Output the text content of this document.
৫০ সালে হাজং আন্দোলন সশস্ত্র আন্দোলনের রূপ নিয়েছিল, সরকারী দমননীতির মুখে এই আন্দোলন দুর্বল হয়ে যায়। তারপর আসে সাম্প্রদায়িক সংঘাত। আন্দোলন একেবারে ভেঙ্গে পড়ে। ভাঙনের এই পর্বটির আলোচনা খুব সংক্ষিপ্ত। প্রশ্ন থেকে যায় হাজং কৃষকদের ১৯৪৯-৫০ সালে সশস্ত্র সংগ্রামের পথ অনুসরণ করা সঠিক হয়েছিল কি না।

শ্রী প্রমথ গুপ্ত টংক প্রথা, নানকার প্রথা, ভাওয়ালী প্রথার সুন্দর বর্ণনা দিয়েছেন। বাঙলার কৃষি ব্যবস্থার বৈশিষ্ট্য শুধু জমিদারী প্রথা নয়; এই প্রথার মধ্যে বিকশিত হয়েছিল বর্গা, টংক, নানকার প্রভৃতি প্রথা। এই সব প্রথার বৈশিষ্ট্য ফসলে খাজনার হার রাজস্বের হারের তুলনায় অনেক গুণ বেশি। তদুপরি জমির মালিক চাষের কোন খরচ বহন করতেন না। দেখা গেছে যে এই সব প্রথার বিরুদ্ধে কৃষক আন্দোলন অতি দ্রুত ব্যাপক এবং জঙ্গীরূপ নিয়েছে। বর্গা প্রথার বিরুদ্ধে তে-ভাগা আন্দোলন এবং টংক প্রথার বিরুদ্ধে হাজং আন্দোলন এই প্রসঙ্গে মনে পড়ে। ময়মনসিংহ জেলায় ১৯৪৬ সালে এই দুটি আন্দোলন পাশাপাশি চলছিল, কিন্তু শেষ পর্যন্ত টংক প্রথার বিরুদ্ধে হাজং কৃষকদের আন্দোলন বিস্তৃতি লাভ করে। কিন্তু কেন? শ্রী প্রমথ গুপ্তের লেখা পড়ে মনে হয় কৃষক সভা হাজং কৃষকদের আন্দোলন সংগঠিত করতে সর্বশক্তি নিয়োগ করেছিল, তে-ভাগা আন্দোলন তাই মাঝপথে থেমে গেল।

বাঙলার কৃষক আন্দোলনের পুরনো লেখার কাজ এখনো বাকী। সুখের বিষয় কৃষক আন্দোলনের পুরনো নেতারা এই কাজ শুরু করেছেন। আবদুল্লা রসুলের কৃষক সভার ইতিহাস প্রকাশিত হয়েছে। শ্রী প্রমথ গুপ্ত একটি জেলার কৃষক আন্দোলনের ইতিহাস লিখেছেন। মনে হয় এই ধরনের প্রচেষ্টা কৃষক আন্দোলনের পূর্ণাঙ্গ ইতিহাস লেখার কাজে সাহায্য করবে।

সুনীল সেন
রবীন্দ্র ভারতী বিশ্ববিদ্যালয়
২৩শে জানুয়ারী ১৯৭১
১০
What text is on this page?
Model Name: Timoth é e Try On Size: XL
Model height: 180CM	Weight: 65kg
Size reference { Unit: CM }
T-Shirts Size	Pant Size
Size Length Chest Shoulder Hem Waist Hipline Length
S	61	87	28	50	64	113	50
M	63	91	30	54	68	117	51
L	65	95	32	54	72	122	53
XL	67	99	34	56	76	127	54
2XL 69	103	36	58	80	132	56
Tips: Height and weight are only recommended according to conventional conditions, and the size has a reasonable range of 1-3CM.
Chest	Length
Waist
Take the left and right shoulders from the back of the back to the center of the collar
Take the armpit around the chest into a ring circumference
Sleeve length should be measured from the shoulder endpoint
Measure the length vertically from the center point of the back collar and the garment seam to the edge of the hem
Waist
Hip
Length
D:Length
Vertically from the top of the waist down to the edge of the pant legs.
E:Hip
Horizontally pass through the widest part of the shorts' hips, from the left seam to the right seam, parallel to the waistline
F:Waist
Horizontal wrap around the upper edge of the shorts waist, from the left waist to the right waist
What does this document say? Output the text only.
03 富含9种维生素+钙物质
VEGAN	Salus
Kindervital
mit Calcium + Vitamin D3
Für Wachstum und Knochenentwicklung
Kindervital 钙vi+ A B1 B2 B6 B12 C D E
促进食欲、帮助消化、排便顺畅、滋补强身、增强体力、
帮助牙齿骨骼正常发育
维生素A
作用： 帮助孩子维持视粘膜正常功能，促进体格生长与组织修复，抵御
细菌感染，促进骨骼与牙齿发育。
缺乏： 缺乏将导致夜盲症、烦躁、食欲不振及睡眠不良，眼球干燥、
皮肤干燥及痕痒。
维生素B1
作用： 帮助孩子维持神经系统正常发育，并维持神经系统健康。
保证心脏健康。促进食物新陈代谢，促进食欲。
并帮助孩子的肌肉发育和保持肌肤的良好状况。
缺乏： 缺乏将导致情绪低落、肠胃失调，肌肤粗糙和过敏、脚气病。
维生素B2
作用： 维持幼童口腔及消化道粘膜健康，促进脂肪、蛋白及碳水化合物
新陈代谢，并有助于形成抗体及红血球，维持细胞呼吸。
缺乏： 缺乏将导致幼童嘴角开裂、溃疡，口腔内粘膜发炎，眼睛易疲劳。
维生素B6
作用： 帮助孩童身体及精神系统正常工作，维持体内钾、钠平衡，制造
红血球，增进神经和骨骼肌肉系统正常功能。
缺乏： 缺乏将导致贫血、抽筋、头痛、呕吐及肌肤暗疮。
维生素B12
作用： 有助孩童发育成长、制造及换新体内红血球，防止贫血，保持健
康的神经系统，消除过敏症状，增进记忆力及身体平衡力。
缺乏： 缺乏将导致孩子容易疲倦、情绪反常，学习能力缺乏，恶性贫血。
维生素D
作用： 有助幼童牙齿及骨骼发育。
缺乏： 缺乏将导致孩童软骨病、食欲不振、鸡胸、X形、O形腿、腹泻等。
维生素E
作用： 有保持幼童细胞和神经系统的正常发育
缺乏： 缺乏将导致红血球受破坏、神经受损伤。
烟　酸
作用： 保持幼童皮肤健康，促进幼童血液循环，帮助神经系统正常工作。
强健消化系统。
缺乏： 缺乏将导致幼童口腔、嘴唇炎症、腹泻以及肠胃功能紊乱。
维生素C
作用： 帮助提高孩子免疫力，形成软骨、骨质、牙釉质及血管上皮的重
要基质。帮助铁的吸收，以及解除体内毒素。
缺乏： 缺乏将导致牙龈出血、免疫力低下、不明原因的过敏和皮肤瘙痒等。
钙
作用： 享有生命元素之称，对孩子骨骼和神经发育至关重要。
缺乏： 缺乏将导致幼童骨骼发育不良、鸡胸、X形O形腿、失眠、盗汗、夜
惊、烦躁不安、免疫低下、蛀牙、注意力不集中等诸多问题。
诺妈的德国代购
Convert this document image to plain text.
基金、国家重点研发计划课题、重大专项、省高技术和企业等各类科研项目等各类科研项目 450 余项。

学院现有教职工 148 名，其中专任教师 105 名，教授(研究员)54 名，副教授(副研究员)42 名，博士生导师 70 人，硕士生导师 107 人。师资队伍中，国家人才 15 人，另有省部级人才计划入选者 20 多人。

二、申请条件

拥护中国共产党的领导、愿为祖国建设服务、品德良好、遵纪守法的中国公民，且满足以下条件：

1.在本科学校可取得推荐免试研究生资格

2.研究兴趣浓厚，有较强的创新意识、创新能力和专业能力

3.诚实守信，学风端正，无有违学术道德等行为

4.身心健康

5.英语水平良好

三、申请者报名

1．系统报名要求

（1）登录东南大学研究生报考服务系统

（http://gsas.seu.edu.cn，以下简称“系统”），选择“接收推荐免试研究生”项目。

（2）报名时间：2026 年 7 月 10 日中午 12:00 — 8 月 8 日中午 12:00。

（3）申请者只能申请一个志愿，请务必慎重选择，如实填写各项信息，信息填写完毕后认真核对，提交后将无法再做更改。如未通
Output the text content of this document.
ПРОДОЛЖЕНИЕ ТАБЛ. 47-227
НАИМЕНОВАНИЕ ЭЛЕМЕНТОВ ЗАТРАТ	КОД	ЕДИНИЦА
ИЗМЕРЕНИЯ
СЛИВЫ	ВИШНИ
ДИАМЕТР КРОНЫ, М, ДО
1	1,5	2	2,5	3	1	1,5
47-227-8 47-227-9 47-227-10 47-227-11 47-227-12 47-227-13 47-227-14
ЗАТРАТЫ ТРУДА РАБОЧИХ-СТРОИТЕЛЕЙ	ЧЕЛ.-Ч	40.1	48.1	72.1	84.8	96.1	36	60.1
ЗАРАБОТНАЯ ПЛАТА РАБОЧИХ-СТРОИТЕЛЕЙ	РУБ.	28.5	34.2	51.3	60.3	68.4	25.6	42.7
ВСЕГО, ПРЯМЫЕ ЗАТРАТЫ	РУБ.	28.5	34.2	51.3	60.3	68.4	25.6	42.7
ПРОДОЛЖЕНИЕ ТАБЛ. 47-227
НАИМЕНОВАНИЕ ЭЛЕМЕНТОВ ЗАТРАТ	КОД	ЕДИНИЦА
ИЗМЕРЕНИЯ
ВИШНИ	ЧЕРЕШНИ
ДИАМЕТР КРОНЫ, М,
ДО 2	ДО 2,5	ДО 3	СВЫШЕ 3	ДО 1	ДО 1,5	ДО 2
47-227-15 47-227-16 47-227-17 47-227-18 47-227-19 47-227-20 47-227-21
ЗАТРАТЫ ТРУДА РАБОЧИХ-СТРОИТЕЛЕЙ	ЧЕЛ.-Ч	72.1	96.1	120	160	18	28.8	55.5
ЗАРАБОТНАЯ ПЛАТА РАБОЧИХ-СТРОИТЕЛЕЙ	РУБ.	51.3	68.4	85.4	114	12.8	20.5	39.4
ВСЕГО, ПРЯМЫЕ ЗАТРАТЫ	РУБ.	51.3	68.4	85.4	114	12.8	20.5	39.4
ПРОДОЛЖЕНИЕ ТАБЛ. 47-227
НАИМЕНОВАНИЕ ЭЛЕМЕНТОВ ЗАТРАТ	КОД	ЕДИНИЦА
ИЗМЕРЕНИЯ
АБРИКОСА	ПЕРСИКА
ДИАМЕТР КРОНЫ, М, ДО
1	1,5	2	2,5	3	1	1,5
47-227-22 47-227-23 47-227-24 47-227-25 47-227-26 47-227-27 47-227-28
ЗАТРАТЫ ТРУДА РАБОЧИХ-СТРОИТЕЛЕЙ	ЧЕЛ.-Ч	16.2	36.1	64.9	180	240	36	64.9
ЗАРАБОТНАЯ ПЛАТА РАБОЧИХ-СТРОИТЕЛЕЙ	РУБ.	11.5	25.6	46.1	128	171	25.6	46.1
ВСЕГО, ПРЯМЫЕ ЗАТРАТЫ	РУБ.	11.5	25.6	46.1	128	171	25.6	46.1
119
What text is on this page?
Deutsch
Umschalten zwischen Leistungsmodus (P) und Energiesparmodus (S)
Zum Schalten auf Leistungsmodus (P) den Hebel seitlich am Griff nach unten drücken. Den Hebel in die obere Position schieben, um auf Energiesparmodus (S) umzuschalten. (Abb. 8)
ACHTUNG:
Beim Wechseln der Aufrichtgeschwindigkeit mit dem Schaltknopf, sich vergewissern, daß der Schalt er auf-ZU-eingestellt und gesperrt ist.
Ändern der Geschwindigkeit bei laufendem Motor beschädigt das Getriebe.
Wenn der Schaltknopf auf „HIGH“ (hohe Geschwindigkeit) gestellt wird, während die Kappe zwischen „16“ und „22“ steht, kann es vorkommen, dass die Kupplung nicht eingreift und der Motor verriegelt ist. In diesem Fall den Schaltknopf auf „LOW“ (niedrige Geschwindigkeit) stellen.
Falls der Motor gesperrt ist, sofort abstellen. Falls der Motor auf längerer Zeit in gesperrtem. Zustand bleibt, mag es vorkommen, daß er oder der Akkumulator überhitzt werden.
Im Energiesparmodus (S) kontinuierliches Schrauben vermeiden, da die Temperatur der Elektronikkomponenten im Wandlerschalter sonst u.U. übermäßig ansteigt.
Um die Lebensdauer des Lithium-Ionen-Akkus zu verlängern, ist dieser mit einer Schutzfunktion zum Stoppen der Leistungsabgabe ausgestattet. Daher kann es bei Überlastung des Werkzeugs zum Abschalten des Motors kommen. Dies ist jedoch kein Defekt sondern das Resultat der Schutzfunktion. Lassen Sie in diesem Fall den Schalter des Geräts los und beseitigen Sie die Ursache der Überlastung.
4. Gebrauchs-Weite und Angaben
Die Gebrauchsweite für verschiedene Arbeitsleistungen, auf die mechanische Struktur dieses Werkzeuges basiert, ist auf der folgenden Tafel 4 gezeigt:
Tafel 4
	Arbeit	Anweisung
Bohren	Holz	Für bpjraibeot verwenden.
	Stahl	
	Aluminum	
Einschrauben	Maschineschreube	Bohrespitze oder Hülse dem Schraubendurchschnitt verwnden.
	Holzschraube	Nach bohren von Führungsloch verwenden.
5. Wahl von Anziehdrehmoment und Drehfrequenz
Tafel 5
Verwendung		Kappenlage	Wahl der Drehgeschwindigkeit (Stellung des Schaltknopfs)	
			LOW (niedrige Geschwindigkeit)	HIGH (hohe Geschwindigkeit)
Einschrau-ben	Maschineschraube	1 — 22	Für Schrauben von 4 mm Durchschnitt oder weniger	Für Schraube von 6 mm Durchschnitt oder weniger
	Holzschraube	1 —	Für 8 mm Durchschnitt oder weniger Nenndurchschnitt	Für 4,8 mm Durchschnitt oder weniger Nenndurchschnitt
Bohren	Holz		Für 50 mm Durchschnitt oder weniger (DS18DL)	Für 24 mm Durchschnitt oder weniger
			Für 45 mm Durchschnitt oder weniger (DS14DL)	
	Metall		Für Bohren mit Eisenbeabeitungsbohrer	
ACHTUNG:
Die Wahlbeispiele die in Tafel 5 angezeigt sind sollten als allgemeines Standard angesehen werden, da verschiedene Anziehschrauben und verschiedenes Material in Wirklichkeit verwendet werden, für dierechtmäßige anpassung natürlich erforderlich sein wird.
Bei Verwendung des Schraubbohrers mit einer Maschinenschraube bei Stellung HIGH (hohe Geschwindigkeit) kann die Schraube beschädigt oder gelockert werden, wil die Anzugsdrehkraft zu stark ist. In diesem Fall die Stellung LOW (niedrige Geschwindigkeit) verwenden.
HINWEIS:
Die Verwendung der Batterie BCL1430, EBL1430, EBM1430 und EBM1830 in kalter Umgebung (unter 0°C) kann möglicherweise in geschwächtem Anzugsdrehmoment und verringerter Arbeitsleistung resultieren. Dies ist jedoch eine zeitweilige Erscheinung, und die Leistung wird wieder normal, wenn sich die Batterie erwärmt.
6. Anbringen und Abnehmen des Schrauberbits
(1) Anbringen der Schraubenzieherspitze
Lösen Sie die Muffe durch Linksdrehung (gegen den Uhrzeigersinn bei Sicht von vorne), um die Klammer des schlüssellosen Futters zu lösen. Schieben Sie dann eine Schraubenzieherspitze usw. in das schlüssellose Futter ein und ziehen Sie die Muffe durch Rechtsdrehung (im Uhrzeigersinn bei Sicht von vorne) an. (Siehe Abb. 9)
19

——

WHAT IS ASKED
Filter the records above and return every line that holds the word "СТРОИТЕЛЕЙ".

REPLY TO THE TASK
ЗАТРАТЫ ТРУДА РАБОЧИХ-СТРОИТЕЛЕЙ	ЧЕЛ.-Ч	40.1	48.1	72.1	84.8	96.1	36	60.1
ЗАРАБОТНАЯ ПЛАТА РАБОЧИХ-СТРОИТЕЛЕЙ	РУБ.	28.5	34.2	51.3	60.3	68.4	25.6	42.7
ЗАТРАТЫ ТРУДА РАБОЧИХ-СТРОИТЕЛЕЙ	ЧЕЛ.-Ч	72.1	96.1	120	160	18	28.8	55.5
ЗАРАБОТНАЯ ПЛАТА РАБОЧИХ-СТРОИТЕЛЕЙ	РУБ.	51.3	68.4	85.4	114	12.8	20.5	39.4
ЗАТРАТЫ ТРУДА РАБОЧИХ-СТРОИТЕЛЕЙ	ЧЕЛ.-Ч	16.2	36.1	64.9	180	240	36	64.9
ЗАРАБОТНАЯ ПЛАТА РАБОЧИХ-СТРОИТЕЛЕЙ	РУБ.	11.5	25.6	46.1	128	171	25.6	46.1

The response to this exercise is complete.